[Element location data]
▼▼▼
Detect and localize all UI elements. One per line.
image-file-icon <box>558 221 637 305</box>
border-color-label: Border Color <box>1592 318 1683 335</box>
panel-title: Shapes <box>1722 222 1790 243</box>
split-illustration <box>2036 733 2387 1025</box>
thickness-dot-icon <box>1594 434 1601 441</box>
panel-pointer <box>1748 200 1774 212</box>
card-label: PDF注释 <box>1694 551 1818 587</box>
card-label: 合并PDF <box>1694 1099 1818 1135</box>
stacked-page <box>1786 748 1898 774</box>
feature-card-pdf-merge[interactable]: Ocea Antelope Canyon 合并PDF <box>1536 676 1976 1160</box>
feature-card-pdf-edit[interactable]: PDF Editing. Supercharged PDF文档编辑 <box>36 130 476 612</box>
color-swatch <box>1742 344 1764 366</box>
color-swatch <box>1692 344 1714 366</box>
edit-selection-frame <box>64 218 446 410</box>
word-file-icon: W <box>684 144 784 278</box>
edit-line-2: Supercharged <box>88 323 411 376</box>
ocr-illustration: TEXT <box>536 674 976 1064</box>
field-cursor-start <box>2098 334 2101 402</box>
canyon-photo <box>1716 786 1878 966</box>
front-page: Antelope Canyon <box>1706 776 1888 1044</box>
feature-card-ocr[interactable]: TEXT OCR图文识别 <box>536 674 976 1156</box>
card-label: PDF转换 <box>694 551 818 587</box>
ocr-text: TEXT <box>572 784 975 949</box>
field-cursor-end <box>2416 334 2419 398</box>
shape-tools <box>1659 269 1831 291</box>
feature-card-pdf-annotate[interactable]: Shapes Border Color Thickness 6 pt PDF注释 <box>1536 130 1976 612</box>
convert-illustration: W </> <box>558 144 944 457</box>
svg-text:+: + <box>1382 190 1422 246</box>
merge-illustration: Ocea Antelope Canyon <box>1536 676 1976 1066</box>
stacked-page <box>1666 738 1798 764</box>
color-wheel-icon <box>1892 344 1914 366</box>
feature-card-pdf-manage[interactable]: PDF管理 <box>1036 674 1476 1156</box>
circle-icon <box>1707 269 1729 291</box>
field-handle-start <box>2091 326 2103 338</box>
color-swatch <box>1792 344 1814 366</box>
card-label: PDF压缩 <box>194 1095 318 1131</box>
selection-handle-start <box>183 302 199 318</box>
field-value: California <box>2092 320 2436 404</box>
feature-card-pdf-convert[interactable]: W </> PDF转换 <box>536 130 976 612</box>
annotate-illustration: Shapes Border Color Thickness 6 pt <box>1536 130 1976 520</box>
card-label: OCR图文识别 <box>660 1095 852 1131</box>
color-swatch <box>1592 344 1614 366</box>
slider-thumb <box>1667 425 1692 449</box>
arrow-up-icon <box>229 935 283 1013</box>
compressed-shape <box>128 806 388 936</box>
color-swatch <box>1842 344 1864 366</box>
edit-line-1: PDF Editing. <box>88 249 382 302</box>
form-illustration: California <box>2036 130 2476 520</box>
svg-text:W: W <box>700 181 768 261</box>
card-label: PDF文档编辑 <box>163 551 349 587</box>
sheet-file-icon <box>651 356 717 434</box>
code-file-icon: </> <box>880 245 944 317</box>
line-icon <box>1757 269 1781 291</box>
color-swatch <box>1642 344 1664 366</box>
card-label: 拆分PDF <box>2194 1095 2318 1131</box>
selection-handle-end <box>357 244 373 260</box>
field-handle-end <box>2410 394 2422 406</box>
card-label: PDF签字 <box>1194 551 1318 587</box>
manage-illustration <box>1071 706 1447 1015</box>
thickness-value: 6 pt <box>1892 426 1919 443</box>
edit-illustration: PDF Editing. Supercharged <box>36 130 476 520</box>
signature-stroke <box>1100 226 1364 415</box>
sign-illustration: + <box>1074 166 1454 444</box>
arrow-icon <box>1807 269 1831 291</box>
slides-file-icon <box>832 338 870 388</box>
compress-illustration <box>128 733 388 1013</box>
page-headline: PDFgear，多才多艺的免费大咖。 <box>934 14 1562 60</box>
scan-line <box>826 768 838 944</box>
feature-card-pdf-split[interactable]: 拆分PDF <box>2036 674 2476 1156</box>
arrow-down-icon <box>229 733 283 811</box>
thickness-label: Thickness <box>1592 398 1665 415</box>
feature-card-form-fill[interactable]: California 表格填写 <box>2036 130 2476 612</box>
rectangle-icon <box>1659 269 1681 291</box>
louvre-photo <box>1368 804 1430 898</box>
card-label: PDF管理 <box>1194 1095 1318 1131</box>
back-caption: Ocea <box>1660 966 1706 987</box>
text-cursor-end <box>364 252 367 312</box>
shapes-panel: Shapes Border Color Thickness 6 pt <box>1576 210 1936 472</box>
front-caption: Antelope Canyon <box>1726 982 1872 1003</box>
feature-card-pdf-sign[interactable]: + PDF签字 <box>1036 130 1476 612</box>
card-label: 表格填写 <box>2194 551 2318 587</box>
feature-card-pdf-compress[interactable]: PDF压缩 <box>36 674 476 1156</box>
▲▲▲
YOUR GOAL —
Replace "card-label" with "feature-label" in the lines from the first one through the line with "feature-card-pdf-edit[interactable]: PDF Editing.", and give those lines again with nothing else changed.

ANSWER TO THE PROBLEM —
Detect and localize all UI elements. One per line.
image-file-icon <box>558 221 637 305</box>
border-color-label: Border Color <box>1592 318 1683 335</box>
panel-title: Shapes <box>1722 222 1790 243</box>
split-illustration <box>2036 733 2387 1025</box>
thickness-dot-icon <box>1594 434 1601 441</box>
panel-pointer <box>1748 200 1774 212</box>
feature-label: PDF注释 <box>1694 551 1818 587</box>
feature-label: 合并PDF <box>1694 1099 1818 1135</box>
stacked-page <box>1786 748 1898 774</box>
feature-card-pdf-merge[interactable]: Ocea Antelope Canyon 合并PDF <box>1536 676 1976 1160</box>
feature-card-pdf-edit[interactable]: PDF Editing. Supercharged PDF文档编辑 <box>36 130 476 612</box>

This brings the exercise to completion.